• **GIVEN INSTRUCTION**
Copy the stretch of the records from their first line through the line containing "registration-mark-icon [28, 308, 64, 332]", with both ends included and every character unchanged.

• **EXERCISE MATERIAL**
————
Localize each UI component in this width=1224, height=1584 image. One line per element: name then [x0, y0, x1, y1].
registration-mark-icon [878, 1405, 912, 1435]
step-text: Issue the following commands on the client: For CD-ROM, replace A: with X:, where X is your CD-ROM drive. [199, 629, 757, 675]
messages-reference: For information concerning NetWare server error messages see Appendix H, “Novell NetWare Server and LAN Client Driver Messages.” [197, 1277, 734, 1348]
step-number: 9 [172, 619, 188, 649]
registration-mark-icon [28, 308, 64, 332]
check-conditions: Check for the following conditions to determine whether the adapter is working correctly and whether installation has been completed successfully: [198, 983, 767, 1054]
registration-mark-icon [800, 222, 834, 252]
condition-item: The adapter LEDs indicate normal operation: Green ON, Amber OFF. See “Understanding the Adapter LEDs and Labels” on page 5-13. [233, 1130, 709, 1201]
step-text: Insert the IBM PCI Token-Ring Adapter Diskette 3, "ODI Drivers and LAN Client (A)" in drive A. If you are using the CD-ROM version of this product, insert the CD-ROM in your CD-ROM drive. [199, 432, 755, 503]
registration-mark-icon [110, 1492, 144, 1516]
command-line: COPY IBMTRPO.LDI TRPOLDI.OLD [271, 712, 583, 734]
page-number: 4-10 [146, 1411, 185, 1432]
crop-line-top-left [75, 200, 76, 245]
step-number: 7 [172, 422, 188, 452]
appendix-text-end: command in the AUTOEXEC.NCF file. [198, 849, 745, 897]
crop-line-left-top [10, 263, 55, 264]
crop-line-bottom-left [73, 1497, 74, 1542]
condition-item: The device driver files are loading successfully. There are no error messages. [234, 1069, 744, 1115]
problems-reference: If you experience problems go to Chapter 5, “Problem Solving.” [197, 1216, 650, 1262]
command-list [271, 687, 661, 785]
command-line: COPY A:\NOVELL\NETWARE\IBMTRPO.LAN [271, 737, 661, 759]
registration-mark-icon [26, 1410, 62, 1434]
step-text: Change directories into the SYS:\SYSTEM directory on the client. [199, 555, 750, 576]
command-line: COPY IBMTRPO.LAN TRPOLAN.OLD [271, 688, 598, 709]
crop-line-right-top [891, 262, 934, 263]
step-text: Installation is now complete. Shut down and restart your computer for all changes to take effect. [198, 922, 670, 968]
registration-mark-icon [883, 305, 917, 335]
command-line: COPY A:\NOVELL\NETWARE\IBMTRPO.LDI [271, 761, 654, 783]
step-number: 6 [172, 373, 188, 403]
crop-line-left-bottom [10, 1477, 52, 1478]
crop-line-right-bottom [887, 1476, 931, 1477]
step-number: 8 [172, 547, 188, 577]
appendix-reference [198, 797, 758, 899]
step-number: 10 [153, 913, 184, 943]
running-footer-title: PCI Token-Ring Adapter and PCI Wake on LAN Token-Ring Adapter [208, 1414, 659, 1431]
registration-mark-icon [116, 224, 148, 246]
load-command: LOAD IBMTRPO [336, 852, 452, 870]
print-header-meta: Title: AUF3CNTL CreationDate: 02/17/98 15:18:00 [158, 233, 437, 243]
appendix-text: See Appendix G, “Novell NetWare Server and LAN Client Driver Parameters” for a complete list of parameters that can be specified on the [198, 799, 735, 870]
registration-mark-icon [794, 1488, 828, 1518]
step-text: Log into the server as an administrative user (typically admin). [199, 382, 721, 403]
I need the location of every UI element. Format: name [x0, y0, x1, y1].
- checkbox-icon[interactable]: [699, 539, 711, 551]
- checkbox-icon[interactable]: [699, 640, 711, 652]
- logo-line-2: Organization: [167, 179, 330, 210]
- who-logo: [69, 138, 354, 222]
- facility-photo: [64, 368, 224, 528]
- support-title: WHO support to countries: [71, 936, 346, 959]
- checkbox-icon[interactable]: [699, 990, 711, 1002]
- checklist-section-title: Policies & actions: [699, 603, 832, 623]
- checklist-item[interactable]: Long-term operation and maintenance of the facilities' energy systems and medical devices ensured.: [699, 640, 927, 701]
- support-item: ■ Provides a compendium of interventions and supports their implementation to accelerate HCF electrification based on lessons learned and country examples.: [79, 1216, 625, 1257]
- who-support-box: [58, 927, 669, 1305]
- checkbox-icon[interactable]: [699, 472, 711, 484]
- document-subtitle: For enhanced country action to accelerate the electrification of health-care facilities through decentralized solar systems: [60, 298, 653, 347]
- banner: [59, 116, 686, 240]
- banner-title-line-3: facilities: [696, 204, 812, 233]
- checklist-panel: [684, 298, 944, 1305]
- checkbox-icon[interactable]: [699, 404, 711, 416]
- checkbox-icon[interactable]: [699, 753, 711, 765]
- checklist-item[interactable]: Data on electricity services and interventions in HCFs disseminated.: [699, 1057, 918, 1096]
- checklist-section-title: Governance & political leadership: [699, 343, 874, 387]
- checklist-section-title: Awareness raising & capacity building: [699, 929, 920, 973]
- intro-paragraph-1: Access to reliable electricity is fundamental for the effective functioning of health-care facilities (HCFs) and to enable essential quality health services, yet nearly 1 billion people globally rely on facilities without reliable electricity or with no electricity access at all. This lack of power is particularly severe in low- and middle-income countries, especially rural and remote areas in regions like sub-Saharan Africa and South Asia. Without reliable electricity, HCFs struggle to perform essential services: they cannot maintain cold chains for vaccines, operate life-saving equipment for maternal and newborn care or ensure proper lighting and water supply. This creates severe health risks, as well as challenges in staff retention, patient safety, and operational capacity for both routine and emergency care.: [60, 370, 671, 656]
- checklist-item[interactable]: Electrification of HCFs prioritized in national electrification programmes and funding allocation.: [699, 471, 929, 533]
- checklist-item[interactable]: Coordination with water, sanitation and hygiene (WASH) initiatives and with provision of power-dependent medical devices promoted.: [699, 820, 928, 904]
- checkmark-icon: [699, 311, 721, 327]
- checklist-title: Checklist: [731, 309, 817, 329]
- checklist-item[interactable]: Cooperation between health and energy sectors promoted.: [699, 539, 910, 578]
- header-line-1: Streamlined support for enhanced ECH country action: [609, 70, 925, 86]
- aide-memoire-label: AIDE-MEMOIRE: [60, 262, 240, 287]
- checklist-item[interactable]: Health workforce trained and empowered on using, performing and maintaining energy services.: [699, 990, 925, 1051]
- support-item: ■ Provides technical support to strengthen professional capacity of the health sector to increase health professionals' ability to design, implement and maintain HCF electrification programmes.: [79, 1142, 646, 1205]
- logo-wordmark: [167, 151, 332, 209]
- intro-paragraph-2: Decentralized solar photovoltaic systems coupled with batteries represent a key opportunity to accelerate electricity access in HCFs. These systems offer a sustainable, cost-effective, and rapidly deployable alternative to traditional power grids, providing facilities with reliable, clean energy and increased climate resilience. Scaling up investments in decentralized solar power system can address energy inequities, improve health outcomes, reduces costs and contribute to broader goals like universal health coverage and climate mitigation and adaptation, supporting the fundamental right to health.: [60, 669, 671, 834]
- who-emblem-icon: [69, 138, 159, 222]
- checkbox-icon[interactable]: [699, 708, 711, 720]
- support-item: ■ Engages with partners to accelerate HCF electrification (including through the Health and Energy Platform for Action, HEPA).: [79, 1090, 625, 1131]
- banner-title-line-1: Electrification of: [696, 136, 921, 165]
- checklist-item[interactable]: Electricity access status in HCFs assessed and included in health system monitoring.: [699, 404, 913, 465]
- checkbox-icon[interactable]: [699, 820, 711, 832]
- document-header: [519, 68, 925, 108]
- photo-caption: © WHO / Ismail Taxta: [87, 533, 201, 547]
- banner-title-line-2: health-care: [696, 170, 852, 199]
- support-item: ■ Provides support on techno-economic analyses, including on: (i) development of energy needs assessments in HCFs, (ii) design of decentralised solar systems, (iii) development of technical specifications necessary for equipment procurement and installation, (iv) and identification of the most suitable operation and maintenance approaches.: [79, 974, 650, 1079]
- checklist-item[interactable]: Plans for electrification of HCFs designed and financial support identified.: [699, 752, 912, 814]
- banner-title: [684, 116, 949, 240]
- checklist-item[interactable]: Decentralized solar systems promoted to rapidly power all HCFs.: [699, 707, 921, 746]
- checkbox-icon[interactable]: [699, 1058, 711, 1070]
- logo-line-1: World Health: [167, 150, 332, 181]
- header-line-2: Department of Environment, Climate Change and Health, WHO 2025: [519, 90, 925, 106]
————
• **ANSWER TO THIS EXERCISE**
Localize each UI component in this width=1224, height=1584 image. One line per element: name then [x0, y0, x1, y1].
registration-mark-icon [878, 1405, 912, 1435]
step-text: Issue the following commands on the client: For CD-ROM, replace A: with X:, where X is your CD-ROM drive. [199, 629, 757, 675]
messages-reference: For information concerning NetWare server error messages see Appendix H, “Novell NetWare Server and LAN Client Driver Messages.” [197, 1277, 734, 1348]
step-number: 9 [172, 619, 188, 649]
registration-mark-icon [28, 308, 64, 332]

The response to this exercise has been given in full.